• _Listed entries_
★ ★ ★ ★ ★ ★ ★
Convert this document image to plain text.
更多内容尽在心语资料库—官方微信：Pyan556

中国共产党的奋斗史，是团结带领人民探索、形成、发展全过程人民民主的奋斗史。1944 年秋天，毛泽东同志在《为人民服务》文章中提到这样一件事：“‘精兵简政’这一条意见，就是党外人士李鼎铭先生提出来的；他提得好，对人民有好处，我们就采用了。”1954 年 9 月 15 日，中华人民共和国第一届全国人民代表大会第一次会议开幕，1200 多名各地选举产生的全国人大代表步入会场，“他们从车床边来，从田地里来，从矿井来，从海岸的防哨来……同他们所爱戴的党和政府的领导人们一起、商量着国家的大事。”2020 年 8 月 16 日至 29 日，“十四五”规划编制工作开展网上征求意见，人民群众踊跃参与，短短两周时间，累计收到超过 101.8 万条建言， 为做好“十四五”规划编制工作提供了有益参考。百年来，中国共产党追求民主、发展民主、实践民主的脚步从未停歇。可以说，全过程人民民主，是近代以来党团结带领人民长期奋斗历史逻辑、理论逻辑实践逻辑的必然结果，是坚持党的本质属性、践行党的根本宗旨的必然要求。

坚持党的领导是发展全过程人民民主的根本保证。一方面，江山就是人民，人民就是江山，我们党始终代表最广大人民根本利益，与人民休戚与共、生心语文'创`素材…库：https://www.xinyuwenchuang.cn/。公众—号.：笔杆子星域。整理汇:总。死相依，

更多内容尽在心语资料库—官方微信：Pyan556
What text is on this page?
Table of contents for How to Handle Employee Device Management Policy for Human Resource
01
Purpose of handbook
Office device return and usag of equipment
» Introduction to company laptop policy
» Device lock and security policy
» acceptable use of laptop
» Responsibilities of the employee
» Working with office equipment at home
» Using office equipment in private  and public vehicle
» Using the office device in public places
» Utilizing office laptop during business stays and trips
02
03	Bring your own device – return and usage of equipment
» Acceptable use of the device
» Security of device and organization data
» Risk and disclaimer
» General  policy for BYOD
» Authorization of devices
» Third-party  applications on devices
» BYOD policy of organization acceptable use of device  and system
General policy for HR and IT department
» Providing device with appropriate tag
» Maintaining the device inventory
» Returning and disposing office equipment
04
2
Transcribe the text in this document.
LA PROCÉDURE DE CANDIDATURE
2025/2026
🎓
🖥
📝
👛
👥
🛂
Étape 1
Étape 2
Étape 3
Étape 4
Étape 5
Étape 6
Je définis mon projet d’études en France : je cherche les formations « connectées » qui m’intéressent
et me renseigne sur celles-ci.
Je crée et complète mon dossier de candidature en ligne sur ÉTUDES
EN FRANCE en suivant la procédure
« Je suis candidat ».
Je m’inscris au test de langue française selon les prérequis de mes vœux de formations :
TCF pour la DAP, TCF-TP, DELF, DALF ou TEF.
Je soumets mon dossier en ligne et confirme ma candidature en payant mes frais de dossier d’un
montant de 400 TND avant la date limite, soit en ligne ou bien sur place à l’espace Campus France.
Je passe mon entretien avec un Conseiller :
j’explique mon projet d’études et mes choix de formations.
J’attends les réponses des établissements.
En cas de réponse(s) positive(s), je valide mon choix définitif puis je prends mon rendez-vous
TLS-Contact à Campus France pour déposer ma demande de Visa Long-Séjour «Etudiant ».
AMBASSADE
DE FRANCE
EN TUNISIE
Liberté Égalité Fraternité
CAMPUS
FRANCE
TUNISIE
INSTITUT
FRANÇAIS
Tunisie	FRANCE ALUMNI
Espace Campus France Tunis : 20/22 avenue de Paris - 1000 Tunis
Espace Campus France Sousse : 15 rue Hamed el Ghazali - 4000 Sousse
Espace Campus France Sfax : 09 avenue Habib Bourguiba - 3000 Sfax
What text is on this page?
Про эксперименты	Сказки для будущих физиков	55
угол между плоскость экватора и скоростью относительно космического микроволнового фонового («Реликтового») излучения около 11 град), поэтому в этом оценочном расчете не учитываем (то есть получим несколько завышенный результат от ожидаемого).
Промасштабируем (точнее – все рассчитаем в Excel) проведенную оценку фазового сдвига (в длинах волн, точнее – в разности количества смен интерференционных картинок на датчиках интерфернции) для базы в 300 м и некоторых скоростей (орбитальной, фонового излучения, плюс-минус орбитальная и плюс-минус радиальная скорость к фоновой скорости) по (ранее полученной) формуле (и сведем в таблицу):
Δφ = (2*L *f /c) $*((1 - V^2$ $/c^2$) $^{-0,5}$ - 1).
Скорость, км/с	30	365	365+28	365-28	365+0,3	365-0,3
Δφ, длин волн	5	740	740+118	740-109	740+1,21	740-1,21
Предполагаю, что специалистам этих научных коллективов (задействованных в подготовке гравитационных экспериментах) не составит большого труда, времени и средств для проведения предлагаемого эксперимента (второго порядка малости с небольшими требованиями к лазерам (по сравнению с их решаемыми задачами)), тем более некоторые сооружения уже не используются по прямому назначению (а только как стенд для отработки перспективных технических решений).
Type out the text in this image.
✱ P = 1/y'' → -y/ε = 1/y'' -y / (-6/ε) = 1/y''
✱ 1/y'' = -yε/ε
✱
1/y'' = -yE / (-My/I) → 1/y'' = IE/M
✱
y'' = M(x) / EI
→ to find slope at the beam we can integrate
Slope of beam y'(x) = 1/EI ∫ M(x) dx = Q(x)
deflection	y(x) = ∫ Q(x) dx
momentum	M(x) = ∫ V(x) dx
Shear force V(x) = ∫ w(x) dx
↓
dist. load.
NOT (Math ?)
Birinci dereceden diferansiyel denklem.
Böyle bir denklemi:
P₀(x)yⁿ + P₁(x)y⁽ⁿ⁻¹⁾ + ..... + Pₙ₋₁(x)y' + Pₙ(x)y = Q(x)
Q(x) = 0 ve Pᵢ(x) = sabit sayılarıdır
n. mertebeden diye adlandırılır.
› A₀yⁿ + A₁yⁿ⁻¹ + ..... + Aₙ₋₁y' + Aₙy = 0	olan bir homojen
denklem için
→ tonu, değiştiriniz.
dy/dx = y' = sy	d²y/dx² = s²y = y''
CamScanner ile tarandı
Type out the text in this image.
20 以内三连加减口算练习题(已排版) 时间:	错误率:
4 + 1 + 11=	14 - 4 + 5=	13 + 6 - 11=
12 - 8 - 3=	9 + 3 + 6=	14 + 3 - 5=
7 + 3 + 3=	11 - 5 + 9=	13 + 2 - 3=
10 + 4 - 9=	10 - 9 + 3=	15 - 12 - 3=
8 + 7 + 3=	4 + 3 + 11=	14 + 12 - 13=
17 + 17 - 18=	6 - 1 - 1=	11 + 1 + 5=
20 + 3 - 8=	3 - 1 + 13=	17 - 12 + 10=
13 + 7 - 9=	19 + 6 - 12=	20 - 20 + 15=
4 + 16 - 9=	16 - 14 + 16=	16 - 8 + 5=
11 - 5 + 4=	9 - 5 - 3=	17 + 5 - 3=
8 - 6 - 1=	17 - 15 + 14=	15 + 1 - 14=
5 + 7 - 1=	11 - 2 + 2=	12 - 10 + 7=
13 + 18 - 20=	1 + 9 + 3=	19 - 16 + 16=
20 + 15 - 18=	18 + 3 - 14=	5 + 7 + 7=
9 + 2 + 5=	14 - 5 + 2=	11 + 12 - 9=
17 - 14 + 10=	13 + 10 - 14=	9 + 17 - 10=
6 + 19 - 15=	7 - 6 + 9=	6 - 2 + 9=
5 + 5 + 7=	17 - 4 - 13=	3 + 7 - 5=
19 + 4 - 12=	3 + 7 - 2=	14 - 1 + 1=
★ ★ ★ ★ ★ ★ ★
• _Instructions to follow_
Copy out all of the records shown above exactly.

• _Task solution_
Convert this document image to plain text.
更多内容尽在心语资料库—官方微信：Pyan556

中国共产党的奋斗史，是团结带领人民探索、形成、发展全过程人民民主的奋斗史。1944 年秋天，毛泽东同志在《为人民服务》文章中提到这样一件事：“‘精兵简政’这一条意见，就是党外人士李鼎铭先生提出来的；他提得好，对人民有好处，我们就采用了。”1954 年 9 月 15 日，中华人民共和国第一届全国人民代表大会第一次会议开幕，1200 多名各地选举产生的全国人大代表步入会场，“他们从车床边来，从田地里来，从矿井来，从海岸的防哨来……同他们所爱戴的党和政府的领导人们一起、商量着国家的大事。”2020 年 8 月 16 日至 29 日，“十四五”规划编制工作开展网上征求意见，人民群众踊跃参与，短短两周时间，累计收到超过 101.8 万条建言， 为做好“十四五”规划编制工作提供了有益参考。百年来，中国共产党追求民主、发展民主、实践民主的脚步从未停歇。可以说，全过程人民民主，是近代以来党团结带领人民长期奋斗历史逻辑、理论逻辑实践逻辑的必然结果，是坚持党的本质属性、践行党的根本宗旨的必然要求。

坚持党的领导是发展全过程人民民主的根本保证。一方面，江山就是人民，人民就是江山，我们党始终代表最广大人民根本利益，与人民休戚与共、生心语文'创`素材…库：https://www.xinyuwenchuang.cn/。公众—号.：笔杆子星域。整理汇:总。死相依，

更多内容尽在心语资料库—官方微信：Pyan556
What text is on this page?
Table of contents for How to Handle Employee Device Management Policy for Human Resource
01
Purpose of handbook
Office device return and usag of equipment
» Introduction to company laptop policy
» Device lock and security policy
» acceptable use of laptop
» Responsibilities of the employee
» Working with office equipment at home
» Using office equipment in private  and public vehicle
» Using the office device in public places
» Utilizing office laptop during business stays and trips
02
03	Bring your own device – return and usage of equipment
» Acceptable use of the device
» Security of device and organization data
» Risk and disclaimer
» General  policy for BYOD
» Authorization of devices
» Third-party  applications on devices
» BYOD policy of organization acceptable use of device  and system
General policy for HR and IT department
» Providing device with appropriate tag
» Maintaining the device inventory
» Returning and disposing office equipment
04
2
Transcribe the text in this document.
LA PROCÉDURE DE CANDIDATURE
2025/2026
🎓
🖥
📝
👛
👥
🛂
Étape 1
Étape 2
Étape 3
Étape 4
Étape 5
Étape 6
Je définis mon projet d’études en France : je cherche les formations « connectées » qui m’intéressent
et me renseigne sur celles-ci.
Je crée et complète mon dossier de candidature en ligne sur ÉTUDES
EN FRANCE en suivant la procédure
« Je suis candidat ».
Je m’inscris au test de langue française selon les prérequis de mes vœux de formations :
TCF pour la DAP, TCF-TP, DELF, DALF ou TEF.
Je soumets mon dossier en ligne et confirme ma candidature en payant mes frais de dossier d’un
montant de 400 TND avant la date limite, soit en ligne ou bien sur place à l’espace Campus France.
Je passe mon entretien avec un Conseiller :
j’explique mon projet d’études et mes choix de formations.
J’attends les réponses des établissements.
En cas de réponse(s) positive(s), je valide mon choix définitif puis je prends mon rendez-vous
TLS-Contact à Campus France pour déposer ma demande de Visa Long-Séjour «Etudiant ».
AMBASSADE
DE FRANCE
EN TUNISIE
Liberté Égalité Fraternité
CAMPUS
FRANCE
TUNISIE
INSTITUT
FRANÇAIS
Tunisie	FRANCE ALUMNI
Espace Campus France Tunis : 20/22 avenue de Paris - 1000 Tunis
Espace Campus France Sousse : 15 rue Hamed el Ghazali - 4000 Sousse
Espace Campus France Sfax : 09 avenue Habib Bourguiba - 3000 Sfax
What text is on this page?
Про эксперименты	Сказки для будущих физиков	55
угол между плоскость экватора и скоростью относительно космического микроволнового фонового («Реликтового») излучения около 11 град), поэтому в этом оценочном расчете не учитываем (то есть получим несколько завышенный результат от ожидаемого).
Промасштабируем (точнее – все рассчитаем в Excel) проведенную оценку фазового сдвига (в длинах волн, точнее – в разности количества смен интерференционных картинок на датчиках интерфернции) для базы в 300 м и некоторых скоростей (орбитальной, фонового излучения, плюс-минус орбитальная и плюс-минус радиальная скорость к фоновой скорости) по (ранее полученной) формуле (и сведем в таблицу):
Δφ = (2*L *f /c) $*((1 - V^2$ $/c^2$) $^{-0,5}$ - 1).
Скорость, км/с	30	365	365+28	365-28	365+0,3	365-0,3
Δφ, длин волн	5	740	740+118	740-109	740+1,21	740-1,21
Предполагаю, что специалистам этих научных коллективов (задействованных в подготовке гравитационных экспериментах) не составит большого труда, времени и средств для проведения предлагаемого эксперимента (второго порядка малости с небольшими требованиями к лазерам (по сравнению с их решаемыми задачами)), тем более некоторые сооружения уже не используются по прямому назначению (а только как стенд для отработки перспективных технических решений).
Type out the text in this image.
✱ P = 1/y'' → -y/ε = 1/y'' -y / (-6/ε) = 1/y''
✱ 1/y'' = -yε/ε
✱
1/y'' = -yE / (-My/I) → 1/y'' = IE/M
✱
y'' = M(x) / EI
→ to find slope at the beam we can integrate
Slope of beam y'(x) = 1/EI ∫ M(x) dx = Q(x)
deflection	y(x) = ∫ Q(x) dx
momentum	M(x) = ∫ V(x) dx
Shear force V(x) = ∫ w(x) dx
↓
dist. load.
NOT (Math ?)
Birinci dereceden diferansiyel denklem.
Böyle bir denklemi:
P₀(x)yⁿ + P₁(x)y⁽ⁿ⁻¹⁾ + ..... + Pₙ₋₁(x)y' + Pₙ(x)y = Q(x)
Q(x) = 0 ve Pᵢ(x) = sabit sayılarıdır
n. mertebeden diye adlandırılır.
› A₀yⁿ + A₁yⁿ⁻¹ + ..... + Aₙ₋₁y' + Aₙy = 0	olan bir homojen
denklem için
→ tonu, değiştiriniz.
dy/dx = y' = sy	d²y/dx² = s²y = y''
CamScanner ile tarandı
Type out the text in this image.
20 以内三连加减口算练习题(已排版) 时间:	错误率:
4 + 1 + 11=	14 - 4 + 5=	13 + 6 - 11=
12 - 8 - 3=	9 + 3 + 6=	14 + 3 - 5=
7 + 3 + 3=	11 - 5 + 9=	13 + 2 - 3=
10 + 4 - 9=	10 - 9 + 3=	15 - 12 - 3=
8 + 7 + 3=	4 + 3 + 11=	14 + 12 - 13=
17 + 17 - 18=	6 - 1 - 1=	11 + 1 + 5=
20 + 3 - 8=	3 - 1 + 13=	17 - 12 + 10=
13 + 7 - 9=	19 + 6 - 12=	20 - 20 + 15=
4 + 16 - 9=	16 - 14 + 16=	16 - 8 + 5=
11 - 5 + 4=	9 - 5 - 3=	17 + 5 - 3=
8 - 6 - 1=	17 - 15 + 14=	15 + 1 - 14=
5 + 7 - 1=	11 - 2 + 2=	12 - 10 + 7=
13 + 18 - 20=	1 + 9 + 3=	19 - 16 + 16=
20 + 15 - 18=	18 + 3 - 14=	5 + 7 + 7=
9 + 2 + 5=	14 - 5 + 2=	11 + 12 - 9=
17 - 14 + 10=	13 + 10 - 14=	9 + 17 - 10=
6 + 19 - 15=	7 - 6 + 9=	6 - 2 + 9=
5 + 5 + 7=	17 - 4 - 13=	3 + 7 - 5=
19 + 4 - 12=	3 + 7 - 2=	14 - 1 + 1=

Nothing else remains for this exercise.